## start MATERIAL FOR THIS TASK

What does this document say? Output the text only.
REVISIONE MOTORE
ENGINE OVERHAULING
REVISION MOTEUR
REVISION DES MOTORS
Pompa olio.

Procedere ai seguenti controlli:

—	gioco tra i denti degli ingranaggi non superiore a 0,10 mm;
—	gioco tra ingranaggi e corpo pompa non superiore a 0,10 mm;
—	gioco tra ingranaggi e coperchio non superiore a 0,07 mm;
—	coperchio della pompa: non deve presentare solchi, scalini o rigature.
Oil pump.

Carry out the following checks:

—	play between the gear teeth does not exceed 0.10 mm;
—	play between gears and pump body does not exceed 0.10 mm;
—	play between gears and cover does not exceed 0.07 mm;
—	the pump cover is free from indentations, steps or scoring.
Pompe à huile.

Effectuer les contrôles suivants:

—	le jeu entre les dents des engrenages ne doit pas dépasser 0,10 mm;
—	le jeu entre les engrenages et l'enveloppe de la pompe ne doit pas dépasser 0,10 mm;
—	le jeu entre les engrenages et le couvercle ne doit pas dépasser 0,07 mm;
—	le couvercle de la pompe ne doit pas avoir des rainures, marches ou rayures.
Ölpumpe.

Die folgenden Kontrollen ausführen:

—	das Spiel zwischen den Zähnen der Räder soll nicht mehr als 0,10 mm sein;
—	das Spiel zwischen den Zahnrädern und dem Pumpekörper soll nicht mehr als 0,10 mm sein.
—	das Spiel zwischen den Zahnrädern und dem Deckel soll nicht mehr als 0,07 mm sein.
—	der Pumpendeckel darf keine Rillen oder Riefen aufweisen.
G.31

## end MATERIAL FOR THIS TASK

EXERCISE:
Extract all of the data above and output it character for character.

EXERCISE SOLUTION:
What does this document say? Output the text only.
REVISIONE MOTORE
ENGINE OVERHAULING
REVISION MOTEUR
REVISION DES MOTORS
Pompa olio.

Procedere ai seguenti controlli:

—	gioco tra i denti degli ingranaggi non superiore a 0,10 mm;
—	gioco tra ingranaggi e corpo pompa non superiore a 0,10 mm;
—	gioco tra ingranaggi e coperchio non superiore a 0,07 mm;
—	coperchio della pompa: non deve presentare solchi, scalini o rigature.
Oil pump.

Carry out the following checks:

—	play between the gear teeth does not exceed 0.10 mm;
—	play between gears and pump body does not exceed 0.10 mm;
—	play between gears and cover does not exceed 0.07 mm;
—	the pump cover is free from indentations, steps or scoring.
Pompe à huile.

Effectuer les contrôles suivants:

—	le jeu entre les dents des engrenages ne doit pas dépasser 0,10 mm;
—	le jeu entre les engrenages et l'enveloppe de la pompe ne doit pas dépasser 0,10 mm;
—	le jeu entre les engrenages et le couvercle ne doit pas dépasser 0,07 mm;
—	le couvercle de la pompe ne doit pas avoir des rainures, marches ou rayures.
Ölpumpe.

Die folgenden Kontrollen ausführen:

—	das Spiel zwischen den Zähnen der Räder soll nicht mehr als 0,10 mm sein;
—	das Spiel zwischen den Zahnrädern und dem Pumpekörper soll nicht mehr als 0,10 mm sein.
—	das Spiel zwischen den Zahnrädern und dem Deckel soll nicht mehr als 0,07 mm sein.
—	der Pumpendeckel darf keine Rillen oder Riefen aufweisen.
G.31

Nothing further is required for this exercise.